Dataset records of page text
━━━━━━━━
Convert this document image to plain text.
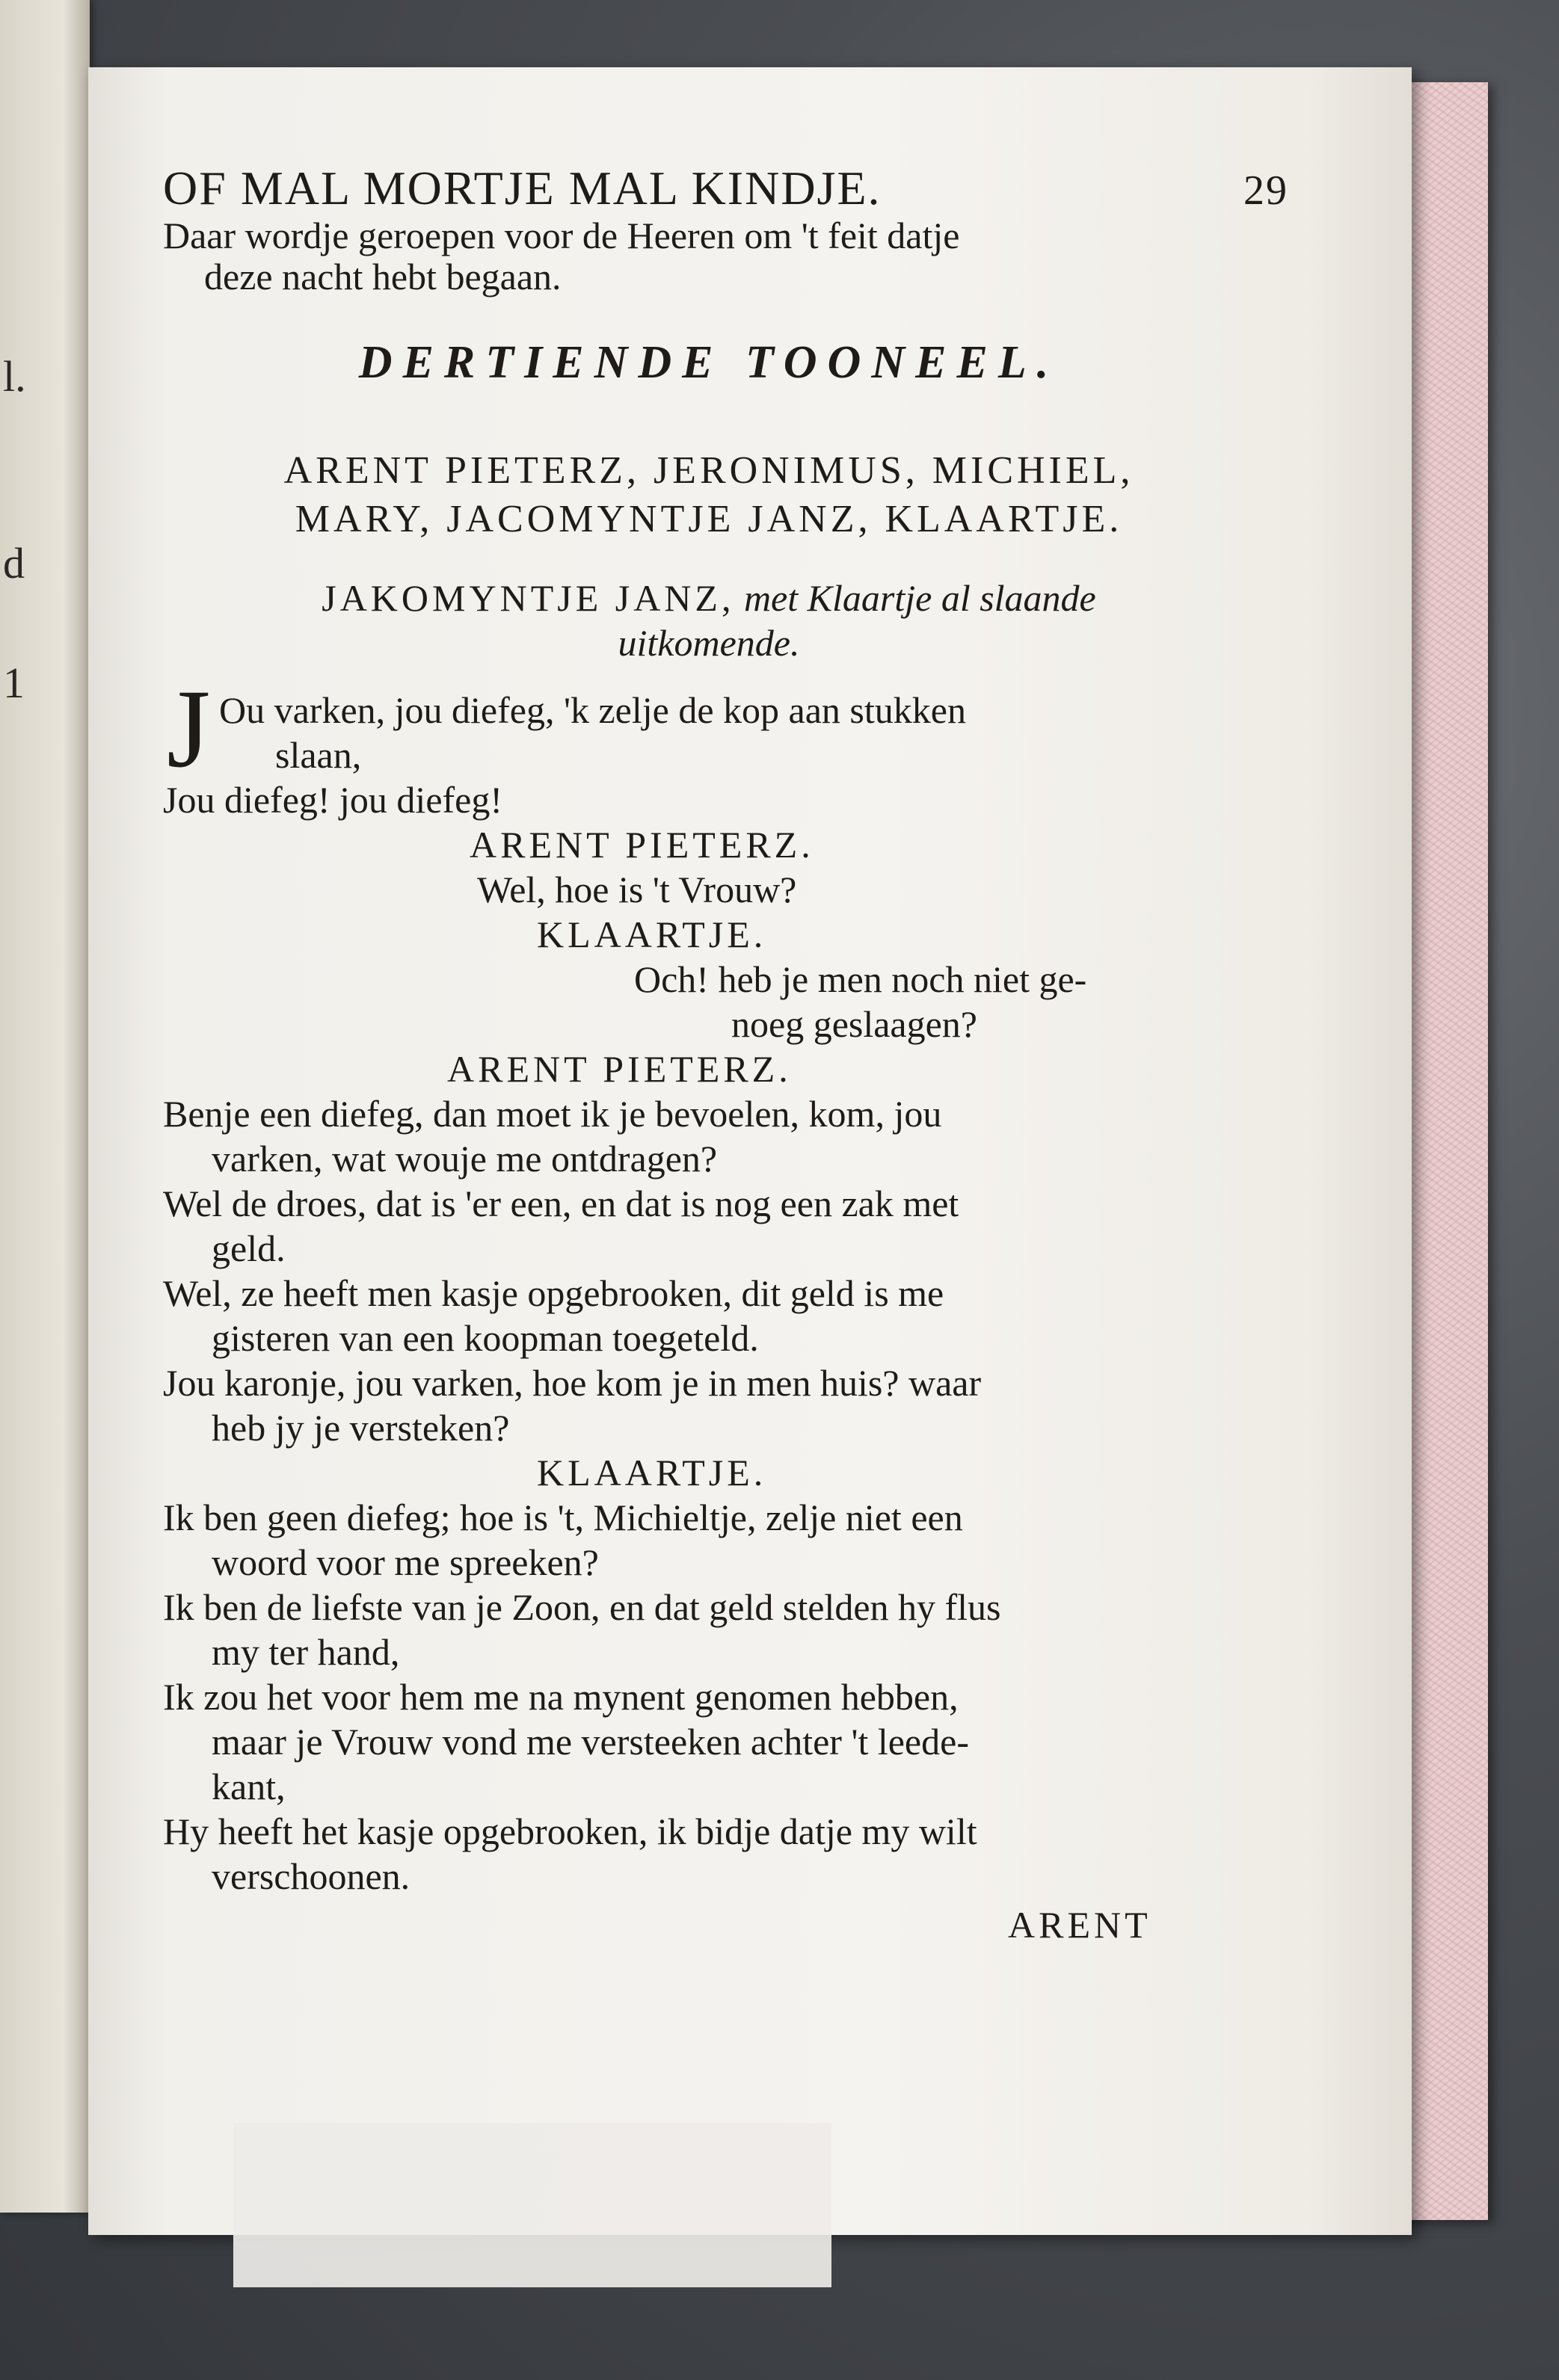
l.
d
1
OF MAL MORTJE MAL KINDJE.	29
Daar wordje geroepen voor de Heeren om 't feit datje
deze nacht hebt begaan.
DERTIENDE TOONEEL.
ARENT PIETERZ, JERONIMUS, MICHIEL,
MARY, JACOMYNTJE JANZ, KLAARTJE.
JAKOMYNTJE JANZ, met Klaartje al slaande
uitkomende.
J Ou varken, jou diefeg, 'k zelje de kop aan stukken
slaan,
Jou diefeg! jou diefeg!
ARENT PIETERZ.
Wel, hoe is 't Vrouw?
KLAARTJE.
Och! heb je men noch niet ge-
noeg geslaagen?
ARENT PIETERZ.
Benje een diefeg, dan moet ik je bevoelen, kom, jou
varken, wat wouje me ontdragen?
Wel de droes, dat is 'er een, en dat is nog een zak met
geld.
Wel, ze heeft men kasje opgebrooken, dit geld is me
gisteren van een koopman toegeteld.
Jou karonje, jou varken, hoe kom je in men huis? waar
heb jy je versteken?
KLAARTJE.
Ik ben geen diefeg; hoe is 't, Michieltje, zelje niet een
woord voor me spreeken?
Ik ben de liefste van je Zoon, en dat geld stelden hy flus
my ter hand,
Ik zou het voor hem me na mynent genomen hebben,
maar je Vrouw vond me versteeken achter 't leede-
kant,
Hy heeft het kasje opgebrooken, ik bidje datje my wilt
verschoonen.
ARENT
━━━━━━━━
Required action → Find every line in the records that has the word "geld". Copy those lines.

Answer to the exercise →
geld.
Wel, ze heeft men kasje opgebrooken, dit geld is me
Ik ben de liefste van je Zoon, en dat geld stelden hy flus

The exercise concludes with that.